Assignment
In the reader comments below, rewrite the passage between "Get the eviction" and "to keep escalating.", inclusive, replacing "escalating" with "getting worse".

** Opening Selected extract block **

Why are you with this person?

If she doesn’t financially contribute to the house why are you giving her the larger room for her office and getting kicked out of your room?

Kick her out, end the relationship.

Clean_Factor9673

NTA except to yourself. She should be paying rent; don’t call it a portion of the mortgage because that implies equity.

Evict her. She has no right to lock you out of any part of your house.

corgihuntress

Why are you still with her? Seriously. You two sound like unhappy roommates and not partners. You are the landlord/owner. Charge her rent or make her sign a lease. Better yet, evict her. NTA
VoidIgris

You’re a fucking dumbass. Call the cops and evict her. You’re the doormat who’s letting the dumb botch take over your house. Make sure the cops are there before you evict her. 🤦‍♂️
EveryCoach7620

Both are AH. It sounds like a toxic mess at your house. She needs to move out and you need to move on. PS don’t ever yell at someone you love or care about.
tigerz0973

Why are you still in this relationship?

It seems like she really hates you and emphasises it constantly by locking you out of your bedroom for any reason!

Fragrant_Spray

I don’t think changing the locks is a solution. Your gf needs to exit the premises. It sounds like you have an entitled house guest, not a partner.
lchornet

NTA. She is using you and appears to only want material things out of the relationship. Start the eviction process and break up with her.
Icy_Material_4387

NTA. I had to scroll back to double check the ages here, this relationship sounds exhausting. You should definitely send her packing.
Impalmator2

You’re her doormat. You need to break up ASAP, but you should consult with a lawyer first cause it will get nasty. Get ready for war.
Useful_Context_2602

What are you getting out of this “relationship”? YTA to yourself staying with her based on what you’ve posted here
Aloreiusdanen

Dude, why are you a woman who is 36 and still acts like a child by locking you out. Break up and find an adult.
Artistic-Tough-7764

WHY is she still in your house/your life???

Change the locks to the FRONT door, back door, garage door.

Deb_elf

NTA. But you’re not compatible. Time to send her away, heal and date someone who’s not as entitled or mean
DontBeAsi9

You are the frog. The water is boiling. Please jump out before you are cooked completely.

NTA.

Time-Improvement6653

Get the eviction process started – it’ll likely be a long one, but worthwhile and necessary.
chaingun_samurai

She wants to play that game on a house that she doesn’t even own? Yeah. Bye.
rahrahsan

NTA. Evict her and move on otherwise this is going to keep escalating. 
FaraSha_Au

Yeah, NTA. Chick has a screw loose. Eviction is your best recourse.
Affectionate-War7655

This is abuse.

Forget changing the locks, change your girlfriend.

** Closing Selected extract block **
** Opening Source material block **

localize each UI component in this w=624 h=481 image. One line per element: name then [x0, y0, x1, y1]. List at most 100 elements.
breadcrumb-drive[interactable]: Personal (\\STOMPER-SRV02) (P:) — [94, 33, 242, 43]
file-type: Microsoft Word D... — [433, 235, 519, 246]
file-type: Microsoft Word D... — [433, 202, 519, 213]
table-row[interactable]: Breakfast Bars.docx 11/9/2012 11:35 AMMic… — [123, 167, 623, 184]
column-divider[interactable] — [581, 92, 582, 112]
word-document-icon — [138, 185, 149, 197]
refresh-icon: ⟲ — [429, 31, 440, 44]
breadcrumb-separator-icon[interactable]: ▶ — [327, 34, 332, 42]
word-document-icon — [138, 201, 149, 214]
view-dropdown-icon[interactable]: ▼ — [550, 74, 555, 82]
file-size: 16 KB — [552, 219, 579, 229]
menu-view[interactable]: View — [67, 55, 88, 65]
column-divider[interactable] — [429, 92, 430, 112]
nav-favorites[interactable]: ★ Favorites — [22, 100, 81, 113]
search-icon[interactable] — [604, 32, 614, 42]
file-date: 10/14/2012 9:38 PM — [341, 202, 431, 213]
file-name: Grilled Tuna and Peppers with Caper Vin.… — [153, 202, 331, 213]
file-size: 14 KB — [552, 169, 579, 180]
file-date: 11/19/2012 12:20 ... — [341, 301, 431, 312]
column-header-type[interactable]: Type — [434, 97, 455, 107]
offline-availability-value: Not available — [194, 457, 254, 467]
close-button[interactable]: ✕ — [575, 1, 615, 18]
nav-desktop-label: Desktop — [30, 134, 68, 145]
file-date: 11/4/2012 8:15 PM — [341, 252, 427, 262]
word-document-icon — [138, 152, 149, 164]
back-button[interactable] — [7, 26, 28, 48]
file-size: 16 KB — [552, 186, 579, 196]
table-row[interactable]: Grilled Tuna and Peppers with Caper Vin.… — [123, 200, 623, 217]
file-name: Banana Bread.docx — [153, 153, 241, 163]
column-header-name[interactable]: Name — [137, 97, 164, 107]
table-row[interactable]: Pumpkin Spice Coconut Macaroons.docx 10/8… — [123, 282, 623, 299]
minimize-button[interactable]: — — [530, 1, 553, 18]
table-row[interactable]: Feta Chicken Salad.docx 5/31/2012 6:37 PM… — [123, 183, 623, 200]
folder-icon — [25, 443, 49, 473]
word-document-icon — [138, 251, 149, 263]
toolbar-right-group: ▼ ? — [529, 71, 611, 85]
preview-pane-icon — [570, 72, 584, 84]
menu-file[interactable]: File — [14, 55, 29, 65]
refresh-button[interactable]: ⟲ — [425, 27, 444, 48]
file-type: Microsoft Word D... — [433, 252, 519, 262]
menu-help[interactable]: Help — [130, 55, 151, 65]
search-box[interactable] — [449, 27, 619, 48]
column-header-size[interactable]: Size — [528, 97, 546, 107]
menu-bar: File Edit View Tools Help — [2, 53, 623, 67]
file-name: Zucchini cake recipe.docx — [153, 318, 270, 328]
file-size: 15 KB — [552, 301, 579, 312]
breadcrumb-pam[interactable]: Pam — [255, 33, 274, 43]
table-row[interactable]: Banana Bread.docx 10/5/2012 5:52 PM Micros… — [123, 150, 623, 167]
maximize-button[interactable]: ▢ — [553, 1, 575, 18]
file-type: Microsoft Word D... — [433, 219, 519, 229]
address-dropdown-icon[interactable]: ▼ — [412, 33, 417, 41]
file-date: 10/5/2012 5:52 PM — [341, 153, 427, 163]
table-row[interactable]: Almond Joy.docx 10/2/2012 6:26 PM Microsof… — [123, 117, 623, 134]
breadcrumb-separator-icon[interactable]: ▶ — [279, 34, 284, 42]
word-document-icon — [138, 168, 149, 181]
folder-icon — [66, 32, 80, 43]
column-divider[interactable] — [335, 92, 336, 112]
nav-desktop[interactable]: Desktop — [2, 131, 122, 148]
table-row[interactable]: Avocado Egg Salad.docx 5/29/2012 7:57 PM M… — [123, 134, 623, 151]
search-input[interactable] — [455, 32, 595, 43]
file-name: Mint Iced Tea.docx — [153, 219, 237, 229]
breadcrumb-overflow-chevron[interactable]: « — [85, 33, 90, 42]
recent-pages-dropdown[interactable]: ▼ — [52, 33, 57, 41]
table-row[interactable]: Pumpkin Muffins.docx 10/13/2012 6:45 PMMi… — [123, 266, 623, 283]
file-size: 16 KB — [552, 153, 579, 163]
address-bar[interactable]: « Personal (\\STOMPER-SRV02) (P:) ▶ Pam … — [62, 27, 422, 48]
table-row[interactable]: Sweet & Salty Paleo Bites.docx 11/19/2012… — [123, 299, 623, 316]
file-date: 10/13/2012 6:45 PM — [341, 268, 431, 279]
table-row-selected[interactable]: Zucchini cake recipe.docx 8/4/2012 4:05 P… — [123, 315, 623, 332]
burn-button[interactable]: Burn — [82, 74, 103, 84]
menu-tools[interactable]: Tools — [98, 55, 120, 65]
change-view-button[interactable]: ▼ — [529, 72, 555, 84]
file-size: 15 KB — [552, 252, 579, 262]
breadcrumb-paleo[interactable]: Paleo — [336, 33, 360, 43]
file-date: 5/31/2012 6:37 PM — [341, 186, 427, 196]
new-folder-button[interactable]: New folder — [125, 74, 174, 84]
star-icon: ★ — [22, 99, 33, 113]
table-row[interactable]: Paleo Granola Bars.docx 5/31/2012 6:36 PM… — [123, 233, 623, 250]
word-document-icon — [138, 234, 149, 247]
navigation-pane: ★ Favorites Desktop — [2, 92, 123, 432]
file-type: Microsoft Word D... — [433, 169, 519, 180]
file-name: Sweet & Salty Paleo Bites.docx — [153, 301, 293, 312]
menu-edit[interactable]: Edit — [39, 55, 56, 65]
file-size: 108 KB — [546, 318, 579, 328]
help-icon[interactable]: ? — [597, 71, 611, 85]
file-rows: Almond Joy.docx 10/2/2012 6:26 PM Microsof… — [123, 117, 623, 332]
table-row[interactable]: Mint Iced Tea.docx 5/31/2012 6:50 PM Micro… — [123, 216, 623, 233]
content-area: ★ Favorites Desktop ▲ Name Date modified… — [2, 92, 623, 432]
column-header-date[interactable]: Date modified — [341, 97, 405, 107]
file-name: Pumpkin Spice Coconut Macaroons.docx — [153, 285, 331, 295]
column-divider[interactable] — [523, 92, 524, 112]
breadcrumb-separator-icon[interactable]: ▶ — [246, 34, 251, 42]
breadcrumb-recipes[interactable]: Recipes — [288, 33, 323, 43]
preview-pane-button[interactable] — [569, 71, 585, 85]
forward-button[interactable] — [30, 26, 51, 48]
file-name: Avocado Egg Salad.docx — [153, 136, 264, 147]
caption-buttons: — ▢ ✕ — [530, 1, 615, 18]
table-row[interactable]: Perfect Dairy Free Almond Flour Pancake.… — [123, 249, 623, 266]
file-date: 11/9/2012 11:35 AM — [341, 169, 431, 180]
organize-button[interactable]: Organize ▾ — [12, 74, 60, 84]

** Closing Source material block **

Reply to the task
Get the eviction process started – it’ll likely be a long one, but worthwhile and necessary.
chaingun_samurai

She wants to play that game on a house that she doesn’t even own? Yeah. Bye.
rahrahsan

NTA. Evict her and move on otherwise this is going to keep getting worse.